***** DATASET RECORDS
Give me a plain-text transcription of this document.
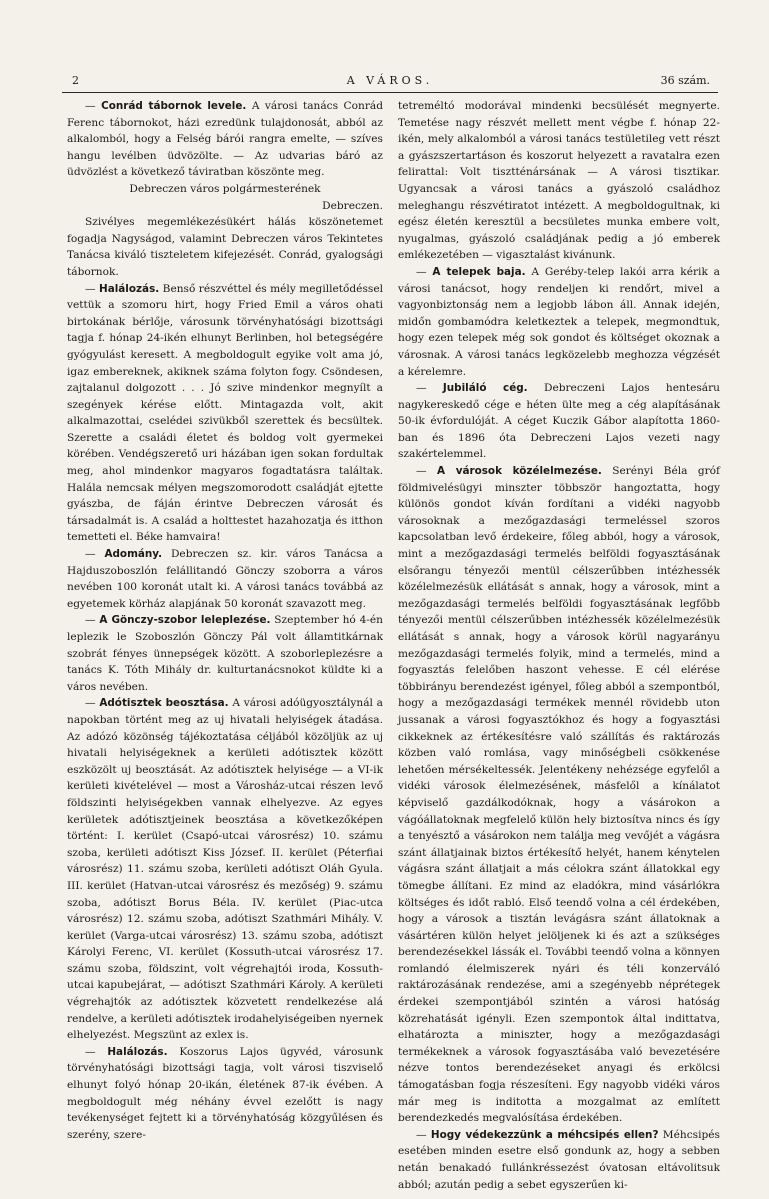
2	A VÁROS.	36 szám.

— Conrád tábornok levele. A városi tanács Conrád Ferenc tábornokot, házi ezredünk tulajdonosát, abból az alkalomból, hogy a Felség bárói rangra emelte, — szíves hangu levélben üdvözölte. — Az udvarias báró az üdvözlést a következő táviratban köszönte meg.

Debreczen város polgármesterének

Debreczen.

Szivélyes megemlékezésükért hálás köszönetemet fogadja Nagyságod, valamint Debreczen város Tekintetes Tanácsa kiváló tiszteletem kifejezését. Conrád, gyalogsági tábornok.

— Halálozás. Benső részvéttel és mély megilletődéssel vettük a szomoru hirt, hogy Fried Emil a város ohati birtokának bérlője, városunk törvényhatósági bizottsági tagja f. hónap 24-ikén elhunyt Berlinben, hol betegségére gyógyulást keresett. A megboldogult egyike volt ama jó, igaz embereknek, akiknek száma folyton fogy. Csöndesen, zajtalanul dolgozott . . . Jó szive mindenkor megnyílt a szegények kérése előtt. Mintagazda volt, akit alkalmazottai, cselédei szivükből szerettek és becsültek. Szerette a családi életet és boldog volt gyermekei körében. Vendégszerető uri házában igen sokan fordultak meg, ahol mindenkor magyaros fogadtatásra találtak. Halála nemcsak mélyen megszomorodott családját ejtette gyászba, de fáján érintve Debreczen városát és társadalmát is. A család a holttestet hazahozatja és itthon temetteti el. Béke hamvaira!

— Adomány. Debreczen sz. kir. város Tanácsa a Hajduszoboszlón felállitandó Gönczy szoborra a város nevében 100 koronát utalt ki. A városi tanács továbbá az egyetemek körház alapjának 50 koronát szavazott meg.

— A Gönczy-szobor leleplezése. Szeptember hó 4-én leplezik le Szoboszlón Gönczy Pál volt államtitkárnak szobrát fényes ünnepségek között. A szoborleplezésre a tanács K. Tóth Mihály dr. kulturtanácsnokot küldte ki a város nevében.

— Adótisztek beosztása. A városi adóügyosztálynál a napokban történt meg az uj hivatali helyiségek átadása. Az adózó közönség tájékoztatása céljából közöljük az uj hivatali helyiségeknek a kerületi adótisztek között eszközölt uj beosztását. Az adótisztek helyisége — a VI-ik kerületi kivételével — most a Városház-utcai részen levő földszinti helyiségekben vannak elhelyezve. Az egyes kerületek adótisztjeinek beosztása a következőképen történt: I. kerület (Csapó-utcai városrész) 10. számu szoba, kerületi adótiszt Kiss József. II. kerület (Péterfiai városrész) 11. számu szoba, kerületi adótiszt Oláh Gyula. III. kerület (Hatvan-utcai városrész és mezőség) 9. számu szoba, adótiszt Borus Béla. IV. kerület (Piac-utca városrész) 12. számu szoba, adótiszt Szathmári Mihály. V. kerület (Varga-utcai városrész) 13. számu szoba, adótiszt Károlyi Ferenc, VI. kerület (Kossuth-utcai városrész 17. számu szoba, földszint, volt végrehajtói iroda, Kossuth-utcai kapubejárat, — adótiszt Szathmári Károly. A kerületi végrehajtók az adótisztek közvetett rendelkezése alá rendelve, a kerületi adótisztek irodahelyiségeiben nyernek elhelyezést. Megszünt az exlex is.

— Halálozás. Koszorus Lajos ügyvéd, városunk törvényhatósági bizottsági tagja, volt városi tiszviselő elhunyt folyó hónap 20-ikán, életének 87-ik évében. A megboldogult még néhány évvel ezelőtt is nagy tevékenységet fejtett ki a törvényhatóság közgyűlésen és szerény, szere-

tetreméltó modorával mindenki becsülését megnyerte. Temetése nagy részvét mellett ment végbe f. hónap 22-ikén, mely alkalomból a városi tanács testületileg vett részt a gyászszertartáson és koszorut helyezett a ravatalra ezen felirattal: Volt tisztténársának — A városi tisztikar. Ugyancsak a városi tanács a gyászoló családhoz meleghangu részvétiratot intézett. A megboldogultnak, ki egész életén keresztül a becsületes munka embere volt, nyugalmas, gyászoló családjának pedig a jó emberek emlékezetében — vigasztalást kivánunk.

— A telepek baja. A Geréby-telep lakói arra kérik a városi tanácsot, hogy rendeljen ki rendőrt, mivel a vagyonbiztonság nem a legjobb lábon áll. Annak idején, midőn gombamódra keletkeztek a telepek, megmondtuk, hogy ezen telepek még sok gondot és költséget okoznak a városnak. A városi tanács legközelebb meghozza végzését a kérelemre.

— Jubiláló cég. Debreczeni Lajos hentesáru nagykereskedő cége e héten ülte meg a cég alapításának 50-ik évfordulóját. A céget Kuczik Gábor alapította 1860-ban és 1896 óta Debreczeni Lajos vezeti nagy szakértelemmel.

— A városok közélelmezése. Serényi Béla gróf földmivelésügyi minszter többször hangoztatta, hogy különös gondot kíván fordítani a vidéki nagyobb városoknak a mezőgazdasági termeléssel szoros kapcsolatban levő érdekeire, főleg abból, hogy a városok, mint a mezőgazdasági termelés belföldi fogyasztásának elsőrangu tényezői mentül célszerűbben intézhessék közélelmezésük ellátását s annak, hogy a városok, mint a mezőgazdasági termelés belföldi fogyasztásának legfőbb tényezői mentül célszerűbben intézhessék közélelmezésük ellátását s annak, hogy a városok körül nagyarányu mezőgazdasági termelés folyik, mind a termelés, mind a fogyasztás felelőben haszont vehesse. E cél elérése többirányu berendezést igényel, főleg abból a szempontból, hogy a mezőgazdasági termékek mennél rövidebb uton jussanak a városi fogyasztókhoz és hogy a fogyasztási cikkeknek az értékesítésre való szállítás és raktározás közben való romlása, vagy minőségbeli csökkenése lehetően mérsékeltessék. Jelentékeny nehézsége egyfelől a vidéki városok élelmezésének, másfelől a kínálatot képviselő gazdálkodóknak, hogy a vásárokon a vágóállatoknak megfelelő külön hely biztosítva nincs és így a tenyésztő a vásárokon nem találja meg vevőjét a vágásra szánt állatjainak biztos értékesítő helyét, hanem kénytelen vágásra szánt állatjait a más célokra szánt állatokkal egy tömegbe állítani. Ez mind az eladókra, mind vásárlókra költséges és időt rabló. Első teendő volna a cél érdekében, hogy a városok a tisztán levágásra szánt állatoknak a vásártéren külön helyet jelöljenek ki és azt a szükséges berendezésekkel lássák el. További teendő volna a könnyen romlandó élelmiszerek nyári és téli konzerváló raktározásának rendezése, ami a szegényebb néprétegek érdekei szempontjából szintén a városi hatóság közrehatását igényli. Ezen szempontok által indittatva, elhatározta a miniszter, hogy a mezőgazdasági termékeknek a városok fogyasztásába való bevezetésére nézve tontos berendezéseket anyagi és erkölcsi támogatásban fogja részesíteni. Egy nagyobb vidéki város már meg is inditotta a mozgalmat az említett berendezkedés megvalósítása érdekében.

— Hogy védekezzünk a méhcsipés ellen? Méhcsipés esetében minden esetre első gondunk az, hogy a sebben netán benakadó fullánkréssezést óvatosan eltávolitsuk abból; azután pedig a sebet egyszerűen ki-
**********
### [THE EXERCISE]
Write out all the entries again, word for word, and print no images.

### [WRITTEN ANSWER]
Give me a plain-text transcription of this document.
2	A VÁROS.	36 szám.

— Conrád tábornok levele. A városi tanács Conrád Ferenc tábornokot, házi ezredünk tulajdonosát, abból az alkalomból, hogy a Felség bárói rangra emelte, — szíves hangu levélben üdvözölte. — Az udvarias báró az üdvözlést a következő táviratban köszönte meg.

Debreczen város polgármesterének

Debreczen.

Szivélyes megemlékezésükért hálás köszönetemet fogadja Nagyságod, valamint Debreczen város Tekintetes Tanácsa kiváló tiszteletem kifejezését. Conrád, gyalogsági tábornok.

— Halálozás. Benső részvéttel és mély megilletődéssel vettük a szomoru hirt, hogy Fried Emil a város ohati birtokának bérlője, városunk törvényhatósági bizottsági tagja f. hónap 24-ikén elhunyt Berlinben, hol betegségére gyógyulást keresett. A megboldogult egyike volt ama jó, igaz embereknek, akiknek száma folyton fogy. Csöndesen, zajtalanul dolgozott . . . Jó szive mindenkor megnyílt a szegények kérése előtt. Mintagazda volt, akit alkalmazottai, cselédei szivükből szerettek és becsültek. Szerette a családi életet és boldog volt gyermekei körében. Vendégszerető uri házában igen sokan fordultak meg, ahol mindenkor magyaros fogadtatásra találtak. Halála nemcsak mélyen megszomorodott családját ejtette gyászba, de fáján érintve Debreczen városát és társadalmát is. A család a holttestet hazahozatja és itthon temetteti el. Béke hamvaira!

— Adomány. Debreczen sz. kir. város Tanácsa a Hajduszoboszlón felállitandó Gönczy szoborra a város nevében 100 koronát utalt ki. A városi tanács továbbá az egyetemek körház alapjának 50 koronát szavazott meg.

— A Gönczy-szobor leleplezése. Szeptember hó 4-én leplezik le Szoboszlón Gönczy Pál volt államtitkárnak szobrát fényes ünnepségek között. A szoborleplezésre a tanács K. Tóth Mihály dr. kulturtanácsnokot küldte ki a város nevében.

— Adótisztek beosztása. A városi adóügyosztálynál a napokban történt meg az uj hivatali helyiségek átadása. Az adózó közönség tájékoztatása céljából közöljük az uj hivatali helyiségeknek a kerületi adótisztek között eszközölt uj beosztását. Az adótisztek helyisége — a VI-ik kerületi kivételével — most a Városház-utcai részen levő földszinti helyiségekben vannak elhelyezve. Az egyes kerületek adótisztjeinek beosztása a következőképen történt: I. kerület (Csapó-utcai városrész) 10. számu szoba, kerületi adótiszt Kiss József. II. kerület (Péterfiai városrész) 11. számu szoba, kerületi adótiszt Oláh Gyula. III. kerület (Hatvan-utcai városrész és mezőség) 9. számu szoba, adótiszt Borus Béla. IV. kerület (Piac-utca városrész) 12. számu szoba, adótiszt Szathmári Mihály. V. kerület (Varga-utcai városrész) 13. számu szoba, adótiszt Károlyi Ferenc, VI. kerület (Kossuth-utcai városrész 17. számu szoba, földszint, volt végrehajtói iroda, Kossuth-utcai kapubejárat, — adótiszt Szathmári Károly. A kerületi végrehajtók az adótisztek közvetett rendelkezése alá rendelve, a kerületi adótisztek irodahelyiségeiben nyernek elhelyezést. Megszünt az exlex is.

— Halálozás. Koszorus Lajos ügyvéd, városunk törvényhatósági bizottsági tagja, volt városi tiszviselő elhunyt folyó hónap 20-ikán, életének 87-ik évében. A megboldogult még néhány évvel ezelőtt is nagy tevékenységet fejtett ki a törvényhatóság közgyűlésen és szerény, szere-

tetreméltó modorával mindenki becsülését megnyerte. Temetése nagy részvét mellett ment végbe f. hónap 22-ikén, mely alkalomból a városi tanács testületileg vett részt a gyászszertartáson és koszorut helyezett a ravatalra ezen felirattal: Volt tisztténársának — A városi tisztikar. Ugyancsak a városi tanács a gyászoló családhoz meleghangu részvétiratot intézett. A megboldogultnak, ki egész életén keresztül a becsületes munka embere volt, nyugalmas, gyászoló családjának pedig a jó emberek emlékezetében — vigasztalást kivánunk.

— A telepek baja. A Geréby-telep lakói arra kérik a városi tanácsot, hogy rendeljen ki rendőrt, mivel a vagyonbiztonság nem a legjobb lábon áll. Annak idején, midőn gombamódra keletkeztek a telepek, megmondtuk, hogy ezen telepek még sok gondot és költséget okoznak a városnak. A városi tanács legközelebb meghozza végzését a kérelemre.

— Jubiláló cég. Debreczeni Lajos hentesáru nagykereskedő cége e héten ülte meg a cég alapításának 50-ik évfordulóját. A céget Kuczik Gábor alapította 1860-ban és 1896 óta Debreczeni Lajos vezeti nagy szakértelemmel.

— A városok közélelmezése. Serényi Béla gróf földmivelésügyi minszter többször hangoztatta, hogy különös gondot kíván fordítani a vidéki nagyobb városoknak a mezőgazdasági termeléssel szoros kapcsolatban levő érdekeire, főleg abból, hogy a városok, mint a mezőgazdasági termelés belföldi fogyasztásának elsőrangu tényezői mentül célszerűbben intézhessék közélelmezésük ellátását s annak, hogy a városok, mint a mezőgazdasági termelés belföldi fogyasztásának legfőbb tényezői mentül célszerűbben intézhessék közélelmezésük ellátását s annak, hogy a városok körül nagyarányu mezőgazdasági termelés folyik, mind a termelés, mind a fogyasztás felelőben haszont vehesse. E cél elérése többirányu berendezést igényel, főleg abból a szempontból, hogy a mezőgazdasági termékek mennél rövidebb uton jussanak a városi fogyasztókhoz és hogy a fogyasztási cikkeknek az értékesítésre való szállítás és raktározás közben való romlása, vagy minőségbeli csökkenése lehetően mérsékeltessék. Jelentékeny nehézsége egyfelől a vidéki városok élelmezésének, másfelől a kínálatot képviselő gazdálkodóknak, hogy a vásárokon a vágóállatoknak megfelelő külön hely biztosítva nincs és így a tenyésztő a vásárokon nem találja meg vevőjét a vágásra szánt állatjainak biztos értékesítő helyét, hanem kénytelen vágásra szánt állatjait a más célokra szánt állatokkal egy tömegbe állítani. Ez mind az eladókra, mind vásárlókra költséges és időt rabló. Első teendő volna a cél érdekében, hogy a városok a tisztán levágásra szánt állatoknak a vásártéren külön helyet jelöljenek ki és azt a szükséges berendezésekkel lássák el. További teendő volna a könnyen romlandó élelmiszerek nyári és téli konzerváló raktározásának rendezése, ami a szegényebb néprétegek érdekei szempontjából szintén a városi hatóság közrehatását igényli. Ezen szempontok által indittatva, elhatározta a miniszter, hogy a mezőgazdasági termékeknek a városok fogyasztásába való bevezetésére nézve tontos berendezéseket anyagi és erkölcsi támogatásban fogja részesíteni. Egy nagyobb vidéki város már meg is inditotta a mozgalmat az említett berendezkedés megvalósítása érdekében.

— Hogy védekezzünk a méhcsipés ellen? Méhcsipés esetében minden esetre első gondunk az, hogy a sebben netán benakadó fullánkréssezést óvatosan eltávolitsuk abból; azután pedig a sebet egyszerűen ki-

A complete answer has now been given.